# Given entries:
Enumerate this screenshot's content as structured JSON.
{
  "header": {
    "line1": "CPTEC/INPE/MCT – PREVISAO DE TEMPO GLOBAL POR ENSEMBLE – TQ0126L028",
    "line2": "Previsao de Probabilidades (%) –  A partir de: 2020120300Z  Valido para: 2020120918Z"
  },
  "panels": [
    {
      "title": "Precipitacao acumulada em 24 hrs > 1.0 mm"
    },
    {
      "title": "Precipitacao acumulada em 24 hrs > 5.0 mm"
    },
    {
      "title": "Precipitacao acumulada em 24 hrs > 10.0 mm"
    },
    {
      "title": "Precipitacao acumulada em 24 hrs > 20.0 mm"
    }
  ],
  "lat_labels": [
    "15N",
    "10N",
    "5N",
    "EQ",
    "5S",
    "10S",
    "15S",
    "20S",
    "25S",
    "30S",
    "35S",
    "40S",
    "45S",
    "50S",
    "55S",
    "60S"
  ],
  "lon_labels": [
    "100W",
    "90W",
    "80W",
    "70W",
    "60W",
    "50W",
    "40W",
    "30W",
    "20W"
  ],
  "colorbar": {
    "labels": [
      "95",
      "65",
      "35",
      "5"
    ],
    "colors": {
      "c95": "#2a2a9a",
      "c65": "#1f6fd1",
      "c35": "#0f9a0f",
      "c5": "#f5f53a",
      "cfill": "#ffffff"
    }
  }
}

# What this task involves:
Copy the material above verbatim.

# Solution to this problem:
Enumerate this screenshot's content as structured JSON.
{
  "header": {
    "line1": "CPTEC/INPE/MCT – PREVISAO DE TEMPO GLOBAL POR ENSEMBLE – TQ0126L028",
    "line2": "Previsao de Probabilidades (%) –  A partir de: 2020120300Z  Valido para: 2020120918Z"
  },
  "panels": [
    {
      "title": "Precipitacao acumulada em 24 hrs > 1.0 mm"
    },
    {
      "title": "Precipitacao acumulada em 24 hrs > 5.0 mm"
    },
    {
      "title": "Precipitacao acumulada em 24 hrs > 10.0 mm"
    },
    {
      "title": "Precipitacao acumulada em 24 hrs > 20.0 mm"
    }
  ],
  "lat_labels": [
    "15N",
    "10N",
    "5N",
    "EQ",
    "5S",
    "10S",
    "15S",
    "20S",
    "25S",
    "30S",
    "35S",
    "40S",
    "45S",
    "50S",
    "55S",
    "60S"
  ],
  "lon_labels": [
    "100W",
    "90W",
    "80W",
    "70W",
    "60W",
    "50W",
    "40W",
    "30W",
    "20W"
  ],
  "colorbar": {
    "labels": [
      "95",
      "65",
      "35",
      "5"
    ],
    "colors": {
      "c95": "#2a2a9a",
      "c65": "#1f6fd1",
      "c35": "#0f9a0f",
      "c5": "#f5f53a",
      "cfill": "#ffffff"
    }
  }
}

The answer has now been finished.